--- Start The input ---
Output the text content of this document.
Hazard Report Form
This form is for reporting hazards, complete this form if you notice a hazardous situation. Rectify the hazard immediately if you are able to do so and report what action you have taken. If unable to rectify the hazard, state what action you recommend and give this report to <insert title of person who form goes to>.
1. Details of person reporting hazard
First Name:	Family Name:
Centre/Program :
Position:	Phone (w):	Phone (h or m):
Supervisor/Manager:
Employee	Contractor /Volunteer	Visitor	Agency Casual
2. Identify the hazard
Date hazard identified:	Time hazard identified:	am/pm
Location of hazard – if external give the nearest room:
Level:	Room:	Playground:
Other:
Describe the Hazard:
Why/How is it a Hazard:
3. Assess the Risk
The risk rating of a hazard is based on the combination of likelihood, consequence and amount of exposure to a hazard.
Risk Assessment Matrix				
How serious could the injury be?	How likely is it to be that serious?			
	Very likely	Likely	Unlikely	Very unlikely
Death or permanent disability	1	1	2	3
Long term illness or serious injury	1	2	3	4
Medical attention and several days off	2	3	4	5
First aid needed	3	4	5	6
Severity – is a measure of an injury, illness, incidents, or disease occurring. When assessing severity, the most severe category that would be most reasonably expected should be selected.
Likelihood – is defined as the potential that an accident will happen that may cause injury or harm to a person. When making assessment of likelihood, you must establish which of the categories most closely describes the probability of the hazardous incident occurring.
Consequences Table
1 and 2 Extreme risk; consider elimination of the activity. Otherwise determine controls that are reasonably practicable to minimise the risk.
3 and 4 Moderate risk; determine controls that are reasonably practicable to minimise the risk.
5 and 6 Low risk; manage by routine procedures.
--- End The input ---
■ Description of the task:
Copy out every line with the word "likely".

■ Final answer:
How serious could the injury be?	How likely is it to be that serious?			
	Very likely	Likely	Unlikely	Very unlikely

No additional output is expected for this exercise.